[Dataset items]
★ ★ ★ ★

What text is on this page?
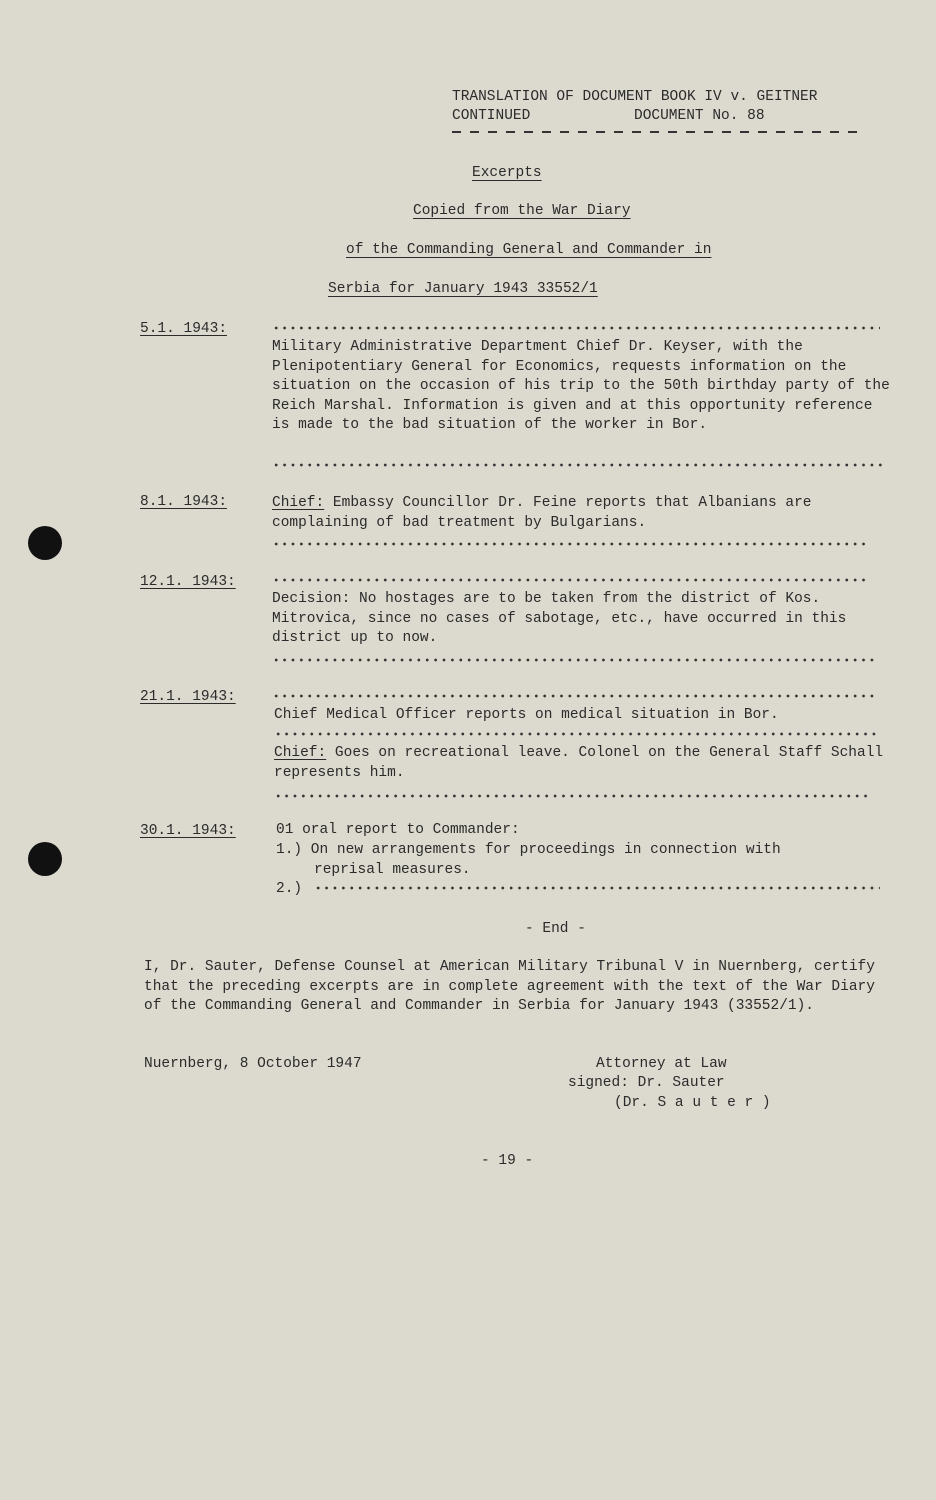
TRANSLATION OF DOCUMENT BOOK IV v. GEITNER
CONTINUED	DOCUMENT No. 88
Excerpts
Copied from the War Diary
of the Commanding General and Commander in
Serbia for January 1943 33552/1
5.1. 1943:
Military Administrative Department Chief Dr. Keyser, with the Plenipotentiary General for Economics, requests information on the situation on the occasion of his trip to the 50th birthday party of the Reich Marshal. Information is given and at this opportunity reference is made to the bad situation of the worker in Bor.
8.1. 1943:	Chief: Embassy Councillor Dr. Feine reports that Albanians are complaining of bad treatment by Bulgarians.
12.1. 1943:
Decision: No hostages are to be taken from the district of Kos. Mitrovica, since no cases of sabotage, etc., have occurred in this district up to now.
21.1. 1943:
Chief Medical Officer reports on medical situation in Bor.
Chief: Goes on recreational leave. Colonel on the General Staff Schall represents him.
30.1. 1943:	01 oral report to Commander:
1.) On new arrangements for proceedings in connection with
reprisal measures.
2.)
- End -
I, Dr. Sauter, Defense Counsel at American Military Tribunal V in Nuernberg, certify that the preceding excerpts are in complete agreement with the text of the War Diary of the Commanding General and Commander in Serbia for January 1943 (33552/1).
Nuernberg, 8 October 1947	Attorney at Law
signed: Dr. Sauter
(Dr. S a u t e r )
- 19 -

★ ★ ★ ★

TASK INSTRUCTIONS — Within the listing above, work out how many lines contain the string "reports", and reply with that number only.

ANSWER FOR THIS EXERCISE — 2